- [Your task]
In the material below, find each line holding the string "color" and copy it.

- [Data section]
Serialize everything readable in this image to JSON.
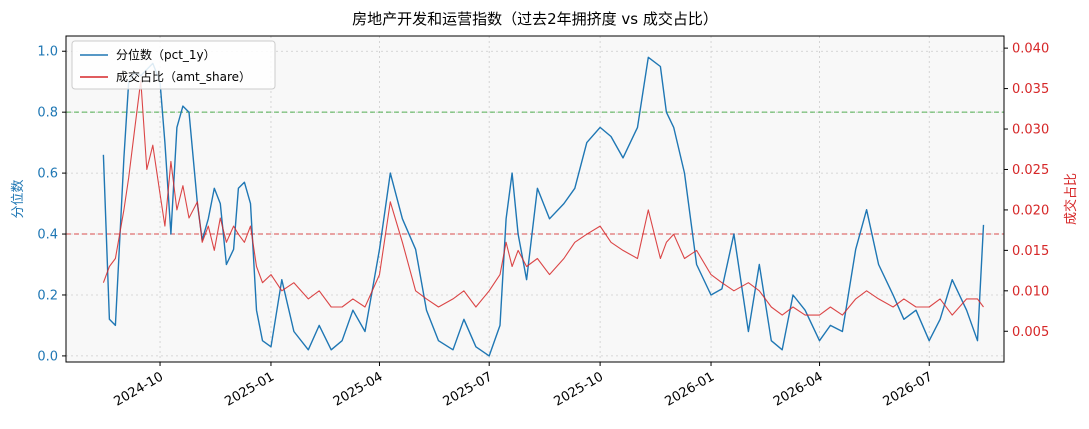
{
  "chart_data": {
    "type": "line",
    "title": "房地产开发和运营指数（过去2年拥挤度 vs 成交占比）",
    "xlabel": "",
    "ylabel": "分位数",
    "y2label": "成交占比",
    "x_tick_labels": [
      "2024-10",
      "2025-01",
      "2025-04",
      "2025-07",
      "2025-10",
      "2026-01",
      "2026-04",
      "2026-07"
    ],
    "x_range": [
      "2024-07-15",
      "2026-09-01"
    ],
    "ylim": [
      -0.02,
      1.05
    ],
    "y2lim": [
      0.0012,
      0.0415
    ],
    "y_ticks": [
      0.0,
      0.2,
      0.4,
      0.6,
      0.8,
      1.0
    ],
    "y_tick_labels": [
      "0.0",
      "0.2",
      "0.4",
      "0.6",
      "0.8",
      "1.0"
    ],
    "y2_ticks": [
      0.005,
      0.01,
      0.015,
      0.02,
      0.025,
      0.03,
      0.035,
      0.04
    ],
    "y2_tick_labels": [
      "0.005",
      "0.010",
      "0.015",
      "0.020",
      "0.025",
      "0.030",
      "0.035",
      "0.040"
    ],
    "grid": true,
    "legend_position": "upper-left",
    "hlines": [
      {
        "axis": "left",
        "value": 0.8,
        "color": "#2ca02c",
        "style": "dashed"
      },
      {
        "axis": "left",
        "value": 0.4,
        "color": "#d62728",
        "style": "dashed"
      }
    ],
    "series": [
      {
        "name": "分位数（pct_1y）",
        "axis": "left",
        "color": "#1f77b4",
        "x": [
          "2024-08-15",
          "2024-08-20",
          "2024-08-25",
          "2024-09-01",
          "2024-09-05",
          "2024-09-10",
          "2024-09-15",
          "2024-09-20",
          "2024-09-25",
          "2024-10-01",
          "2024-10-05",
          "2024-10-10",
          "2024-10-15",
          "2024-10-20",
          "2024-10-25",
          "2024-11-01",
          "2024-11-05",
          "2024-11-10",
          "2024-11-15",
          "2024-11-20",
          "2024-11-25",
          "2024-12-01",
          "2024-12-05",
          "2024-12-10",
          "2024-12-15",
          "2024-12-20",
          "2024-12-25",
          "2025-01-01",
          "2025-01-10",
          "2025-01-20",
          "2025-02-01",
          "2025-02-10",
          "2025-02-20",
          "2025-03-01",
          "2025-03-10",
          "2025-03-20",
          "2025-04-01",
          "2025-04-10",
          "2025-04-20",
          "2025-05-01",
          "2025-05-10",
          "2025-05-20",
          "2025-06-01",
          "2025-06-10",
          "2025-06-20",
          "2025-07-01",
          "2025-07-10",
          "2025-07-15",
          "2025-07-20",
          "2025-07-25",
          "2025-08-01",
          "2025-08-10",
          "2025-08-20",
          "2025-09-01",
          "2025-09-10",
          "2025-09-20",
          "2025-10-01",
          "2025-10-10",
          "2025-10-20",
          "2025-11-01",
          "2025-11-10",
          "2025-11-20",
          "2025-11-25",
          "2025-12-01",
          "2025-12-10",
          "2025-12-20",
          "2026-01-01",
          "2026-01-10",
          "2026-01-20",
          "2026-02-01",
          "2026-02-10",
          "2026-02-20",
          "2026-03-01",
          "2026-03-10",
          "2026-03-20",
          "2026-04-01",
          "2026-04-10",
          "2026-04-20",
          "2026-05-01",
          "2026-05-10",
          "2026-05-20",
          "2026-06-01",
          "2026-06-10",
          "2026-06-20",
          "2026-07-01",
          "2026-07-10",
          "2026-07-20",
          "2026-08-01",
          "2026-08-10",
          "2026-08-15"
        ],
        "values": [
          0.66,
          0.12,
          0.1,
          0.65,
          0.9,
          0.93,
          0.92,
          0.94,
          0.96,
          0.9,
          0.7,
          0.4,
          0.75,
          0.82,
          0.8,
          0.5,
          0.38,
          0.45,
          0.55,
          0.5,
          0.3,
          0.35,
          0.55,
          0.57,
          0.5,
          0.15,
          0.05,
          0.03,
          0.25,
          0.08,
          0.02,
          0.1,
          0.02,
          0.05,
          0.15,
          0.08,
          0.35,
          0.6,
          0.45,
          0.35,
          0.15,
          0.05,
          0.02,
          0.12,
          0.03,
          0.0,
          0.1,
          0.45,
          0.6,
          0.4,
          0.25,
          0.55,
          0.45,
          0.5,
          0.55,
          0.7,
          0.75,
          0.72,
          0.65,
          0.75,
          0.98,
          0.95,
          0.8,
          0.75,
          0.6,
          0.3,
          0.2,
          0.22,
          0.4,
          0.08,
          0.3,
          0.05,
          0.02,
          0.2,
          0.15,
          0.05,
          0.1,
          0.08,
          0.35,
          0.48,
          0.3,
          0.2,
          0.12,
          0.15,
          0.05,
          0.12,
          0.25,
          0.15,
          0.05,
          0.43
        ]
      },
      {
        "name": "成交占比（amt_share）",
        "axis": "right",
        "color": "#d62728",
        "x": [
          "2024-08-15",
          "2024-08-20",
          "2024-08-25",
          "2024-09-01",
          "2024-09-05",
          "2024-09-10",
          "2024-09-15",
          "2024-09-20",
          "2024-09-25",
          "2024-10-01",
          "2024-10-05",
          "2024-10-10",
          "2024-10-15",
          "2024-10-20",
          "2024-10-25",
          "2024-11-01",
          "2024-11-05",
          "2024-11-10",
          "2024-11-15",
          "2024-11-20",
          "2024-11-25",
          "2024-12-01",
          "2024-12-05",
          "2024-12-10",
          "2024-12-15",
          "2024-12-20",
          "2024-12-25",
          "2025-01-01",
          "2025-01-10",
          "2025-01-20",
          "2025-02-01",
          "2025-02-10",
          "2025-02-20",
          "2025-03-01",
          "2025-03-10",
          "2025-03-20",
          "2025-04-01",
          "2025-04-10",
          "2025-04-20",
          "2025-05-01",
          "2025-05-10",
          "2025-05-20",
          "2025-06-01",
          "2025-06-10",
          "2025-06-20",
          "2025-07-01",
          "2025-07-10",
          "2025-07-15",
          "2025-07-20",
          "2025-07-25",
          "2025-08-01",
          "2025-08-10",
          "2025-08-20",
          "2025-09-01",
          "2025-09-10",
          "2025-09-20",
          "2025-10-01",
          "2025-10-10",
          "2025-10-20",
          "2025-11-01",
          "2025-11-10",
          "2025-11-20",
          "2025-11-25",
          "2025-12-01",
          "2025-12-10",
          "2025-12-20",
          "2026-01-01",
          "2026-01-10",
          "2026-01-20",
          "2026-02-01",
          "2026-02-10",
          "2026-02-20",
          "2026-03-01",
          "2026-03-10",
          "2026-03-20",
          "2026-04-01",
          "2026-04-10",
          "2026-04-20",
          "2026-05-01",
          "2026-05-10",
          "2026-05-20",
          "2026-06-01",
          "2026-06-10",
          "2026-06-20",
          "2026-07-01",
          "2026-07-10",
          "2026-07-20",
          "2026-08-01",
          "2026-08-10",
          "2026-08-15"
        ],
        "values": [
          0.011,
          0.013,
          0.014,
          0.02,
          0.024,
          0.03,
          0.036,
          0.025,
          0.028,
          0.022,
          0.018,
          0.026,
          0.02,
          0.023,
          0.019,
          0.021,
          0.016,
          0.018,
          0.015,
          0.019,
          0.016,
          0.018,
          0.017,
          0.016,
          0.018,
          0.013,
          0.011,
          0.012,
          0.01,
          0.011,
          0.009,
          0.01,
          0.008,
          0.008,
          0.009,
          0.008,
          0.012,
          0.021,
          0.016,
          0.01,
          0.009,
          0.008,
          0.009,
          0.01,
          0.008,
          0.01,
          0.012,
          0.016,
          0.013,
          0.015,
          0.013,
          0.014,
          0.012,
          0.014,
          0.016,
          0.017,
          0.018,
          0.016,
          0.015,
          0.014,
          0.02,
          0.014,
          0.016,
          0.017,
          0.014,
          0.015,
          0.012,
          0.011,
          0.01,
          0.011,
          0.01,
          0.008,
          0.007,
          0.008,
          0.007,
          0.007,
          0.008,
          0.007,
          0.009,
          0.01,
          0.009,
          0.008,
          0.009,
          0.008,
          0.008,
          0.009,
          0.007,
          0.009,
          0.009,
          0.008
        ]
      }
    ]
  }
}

- [Written solution]
        "color": "#2ca02c",
        "color": "#d62728",
        "color": "#1f77b4",
        "color": "#d62728",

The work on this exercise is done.